What you need to do:
Copy out all the lines in the records that include the word "conditions".

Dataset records
"""
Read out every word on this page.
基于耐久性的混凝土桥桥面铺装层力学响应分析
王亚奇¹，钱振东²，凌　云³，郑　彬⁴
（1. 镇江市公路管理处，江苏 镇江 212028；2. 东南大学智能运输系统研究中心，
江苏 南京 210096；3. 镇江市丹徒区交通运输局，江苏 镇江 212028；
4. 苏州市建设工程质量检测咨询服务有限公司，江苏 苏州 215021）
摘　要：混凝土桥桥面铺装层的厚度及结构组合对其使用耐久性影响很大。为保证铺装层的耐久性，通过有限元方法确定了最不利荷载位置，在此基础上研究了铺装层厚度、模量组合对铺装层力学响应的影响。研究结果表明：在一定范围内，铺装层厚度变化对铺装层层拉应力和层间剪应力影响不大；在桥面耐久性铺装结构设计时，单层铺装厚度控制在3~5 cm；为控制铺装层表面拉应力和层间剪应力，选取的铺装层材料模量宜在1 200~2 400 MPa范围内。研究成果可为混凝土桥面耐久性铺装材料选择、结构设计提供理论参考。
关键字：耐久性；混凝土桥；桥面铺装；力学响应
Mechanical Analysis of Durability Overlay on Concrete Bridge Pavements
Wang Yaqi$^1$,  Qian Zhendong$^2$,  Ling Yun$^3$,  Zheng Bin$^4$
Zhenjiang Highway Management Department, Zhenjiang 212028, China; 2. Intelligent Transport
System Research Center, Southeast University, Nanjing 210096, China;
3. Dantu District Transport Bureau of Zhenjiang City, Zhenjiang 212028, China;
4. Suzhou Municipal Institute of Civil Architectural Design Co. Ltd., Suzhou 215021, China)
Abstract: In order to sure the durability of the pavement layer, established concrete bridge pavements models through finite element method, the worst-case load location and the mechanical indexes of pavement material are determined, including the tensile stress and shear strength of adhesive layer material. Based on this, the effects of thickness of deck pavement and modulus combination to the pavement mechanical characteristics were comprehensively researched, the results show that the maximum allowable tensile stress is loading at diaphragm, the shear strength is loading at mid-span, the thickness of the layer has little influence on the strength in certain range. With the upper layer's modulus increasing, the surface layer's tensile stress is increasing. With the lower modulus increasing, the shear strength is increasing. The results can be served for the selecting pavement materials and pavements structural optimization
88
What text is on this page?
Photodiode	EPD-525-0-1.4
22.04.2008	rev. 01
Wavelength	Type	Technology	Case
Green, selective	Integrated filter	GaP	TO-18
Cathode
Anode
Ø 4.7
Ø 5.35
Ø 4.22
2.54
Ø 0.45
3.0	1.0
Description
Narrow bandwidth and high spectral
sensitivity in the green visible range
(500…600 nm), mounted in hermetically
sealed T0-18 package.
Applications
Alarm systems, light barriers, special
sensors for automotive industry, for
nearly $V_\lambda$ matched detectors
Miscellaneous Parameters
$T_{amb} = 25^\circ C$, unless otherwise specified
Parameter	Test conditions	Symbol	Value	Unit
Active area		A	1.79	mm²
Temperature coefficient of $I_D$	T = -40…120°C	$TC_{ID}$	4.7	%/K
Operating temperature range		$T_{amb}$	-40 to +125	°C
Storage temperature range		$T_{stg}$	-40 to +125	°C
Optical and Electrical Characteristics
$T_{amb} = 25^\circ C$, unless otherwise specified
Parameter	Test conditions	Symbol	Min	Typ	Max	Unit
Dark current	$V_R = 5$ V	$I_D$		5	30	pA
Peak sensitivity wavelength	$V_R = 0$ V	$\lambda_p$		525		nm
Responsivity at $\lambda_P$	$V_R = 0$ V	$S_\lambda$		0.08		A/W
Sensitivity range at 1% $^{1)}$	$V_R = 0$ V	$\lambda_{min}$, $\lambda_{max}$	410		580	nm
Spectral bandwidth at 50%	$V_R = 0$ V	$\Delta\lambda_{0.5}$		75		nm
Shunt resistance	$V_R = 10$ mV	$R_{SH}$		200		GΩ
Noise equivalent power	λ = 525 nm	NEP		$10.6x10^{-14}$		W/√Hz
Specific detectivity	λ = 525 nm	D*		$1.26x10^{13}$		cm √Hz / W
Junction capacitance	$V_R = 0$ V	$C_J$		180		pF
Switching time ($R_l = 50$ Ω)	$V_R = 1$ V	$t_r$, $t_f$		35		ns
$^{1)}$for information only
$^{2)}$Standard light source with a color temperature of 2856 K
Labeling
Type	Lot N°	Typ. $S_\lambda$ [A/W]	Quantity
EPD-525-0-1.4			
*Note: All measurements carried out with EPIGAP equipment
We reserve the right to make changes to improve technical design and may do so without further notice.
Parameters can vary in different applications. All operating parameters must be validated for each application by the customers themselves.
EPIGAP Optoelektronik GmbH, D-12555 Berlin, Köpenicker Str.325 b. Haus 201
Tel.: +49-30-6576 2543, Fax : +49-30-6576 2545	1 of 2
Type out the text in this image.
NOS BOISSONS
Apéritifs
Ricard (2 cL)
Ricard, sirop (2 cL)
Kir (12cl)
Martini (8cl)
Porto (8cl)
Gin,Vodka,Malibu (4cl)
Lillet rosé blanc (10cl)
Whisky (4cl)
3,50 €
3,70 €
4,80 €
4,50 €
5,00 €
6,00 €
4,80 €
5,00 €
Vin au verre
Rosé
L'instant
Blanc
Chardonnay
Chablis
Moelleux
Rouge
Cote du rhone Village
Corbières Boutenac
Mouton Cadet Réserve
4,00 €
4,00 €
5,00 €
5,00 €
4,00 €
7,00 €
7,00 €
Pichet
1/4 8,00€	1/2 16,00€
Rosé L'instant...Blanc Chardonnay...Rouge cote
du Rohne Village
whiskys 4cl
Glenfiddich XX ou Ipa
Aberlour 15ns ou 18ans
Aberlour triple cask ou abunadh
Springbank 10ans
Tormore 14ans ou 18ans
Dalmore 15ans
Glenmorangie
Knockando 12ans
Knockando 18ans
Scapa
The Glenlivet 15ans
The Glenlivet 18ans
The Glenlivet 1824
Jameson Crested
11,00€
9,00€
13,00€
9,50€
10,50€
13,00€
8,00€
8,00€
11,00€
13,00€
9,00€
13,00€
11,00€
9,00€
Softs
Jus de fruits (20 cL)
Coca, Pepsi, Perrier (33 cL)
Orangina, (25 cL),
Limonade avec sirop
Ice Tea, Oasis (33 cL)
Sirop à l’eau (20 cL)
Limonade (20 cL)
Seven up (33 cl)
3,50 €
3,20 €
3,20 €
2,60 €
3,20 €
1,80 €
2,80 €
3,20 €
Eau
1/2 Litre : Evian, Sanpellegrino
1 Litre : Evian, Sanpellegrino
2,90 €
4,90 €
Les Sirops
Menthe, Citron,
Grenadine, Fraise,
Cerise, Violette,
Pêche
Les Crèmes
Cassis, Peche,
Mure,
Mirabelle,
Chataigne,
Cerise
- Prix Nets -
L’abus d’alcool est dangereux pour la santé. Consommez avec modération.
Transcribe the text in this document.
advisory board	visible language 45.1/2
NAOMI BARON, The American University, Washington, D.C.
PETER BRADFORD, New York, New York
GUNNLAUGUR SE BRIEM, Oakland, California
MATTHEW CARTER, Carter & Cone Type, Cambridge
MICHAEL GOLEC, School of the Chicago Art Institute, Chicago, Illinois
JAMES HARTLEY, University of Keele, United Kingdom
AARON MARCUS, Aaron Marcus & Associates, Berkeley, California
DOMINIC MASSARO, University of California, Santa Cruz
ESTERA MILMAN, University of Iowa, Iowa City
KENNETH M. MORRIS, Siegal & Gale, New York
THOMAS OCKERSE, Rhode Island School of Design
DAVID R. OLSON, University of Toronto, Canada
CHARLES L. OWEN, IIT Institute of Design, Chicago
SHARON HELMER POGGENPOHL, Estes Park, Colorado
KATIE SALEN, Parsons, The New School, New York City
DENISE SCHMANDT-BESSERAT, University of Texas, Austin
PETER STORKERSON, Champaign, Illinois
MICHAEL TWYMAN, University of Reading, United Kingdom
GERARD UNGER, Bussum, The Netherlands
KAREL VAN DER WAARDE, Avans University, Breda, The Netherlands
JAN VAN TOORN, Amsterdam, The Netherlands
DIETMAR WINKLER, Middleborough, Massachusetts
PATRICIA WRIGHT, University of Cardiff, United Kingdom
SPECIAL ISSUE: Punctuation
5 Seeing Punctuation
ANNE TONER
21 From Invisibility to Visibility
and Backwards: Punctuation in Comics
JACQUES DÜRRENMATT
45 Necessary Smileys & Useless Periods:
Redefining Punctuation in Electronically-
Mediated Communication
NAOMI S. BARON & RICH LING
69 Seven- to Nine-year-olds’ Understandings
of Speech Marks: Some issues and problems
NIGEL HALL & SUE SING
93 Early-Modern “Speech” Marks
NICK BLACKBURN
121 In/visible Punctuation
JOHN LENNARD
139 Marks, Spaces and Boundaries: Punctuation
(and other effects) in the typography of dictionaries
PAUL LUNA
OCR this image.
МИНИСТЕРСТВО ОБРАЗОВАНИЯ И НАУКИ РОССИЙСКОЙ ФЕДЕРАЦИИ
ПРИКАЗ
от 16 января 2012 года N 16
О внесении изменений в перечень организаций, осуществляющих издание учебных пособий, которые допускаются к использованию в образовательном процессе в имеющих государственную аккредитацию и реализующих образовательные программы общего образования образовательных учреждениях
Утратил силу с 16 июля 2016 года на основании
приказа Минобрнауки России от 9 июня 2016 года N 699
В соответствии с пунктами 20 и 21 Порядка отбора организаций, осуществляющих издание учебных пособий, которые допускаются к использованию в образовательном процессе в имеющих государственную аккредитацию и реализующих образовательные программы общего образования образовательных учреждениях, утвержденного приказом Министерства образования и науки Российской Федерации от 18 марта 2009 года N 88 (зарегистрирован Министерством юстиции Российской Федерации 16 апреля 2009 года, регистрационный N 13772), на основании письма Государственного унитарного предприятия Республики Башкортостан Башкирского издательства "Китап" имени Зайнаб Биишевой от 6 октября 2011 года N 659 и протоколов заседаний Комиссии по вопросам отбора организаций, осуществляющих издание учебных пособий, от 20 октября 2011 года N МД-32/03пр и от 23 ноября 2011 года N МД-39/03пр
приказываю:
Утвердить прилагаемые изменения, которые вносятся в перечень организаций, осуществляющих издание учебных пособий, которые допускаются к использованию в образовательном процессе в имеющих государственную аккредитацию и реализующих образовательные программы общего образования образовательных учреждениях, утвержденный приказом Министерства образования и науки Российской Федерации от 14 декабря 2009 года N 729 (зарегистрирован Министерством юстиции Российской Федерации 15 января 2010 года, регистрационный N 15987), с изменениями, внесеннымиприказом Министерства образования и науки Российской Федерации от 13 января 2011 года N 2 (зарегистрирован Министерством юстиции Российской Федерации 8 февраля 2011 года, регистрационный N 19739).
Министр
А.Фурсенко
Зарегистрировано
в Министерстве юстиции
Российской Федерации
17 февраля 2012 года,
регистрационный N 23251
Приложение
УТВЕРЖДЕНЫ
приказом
"""
Exercise response:
Parameter	Test conditions	Symbol	Value	Unit
Parameter	Test conditions	Symbol	Min	Typ	Max	Unit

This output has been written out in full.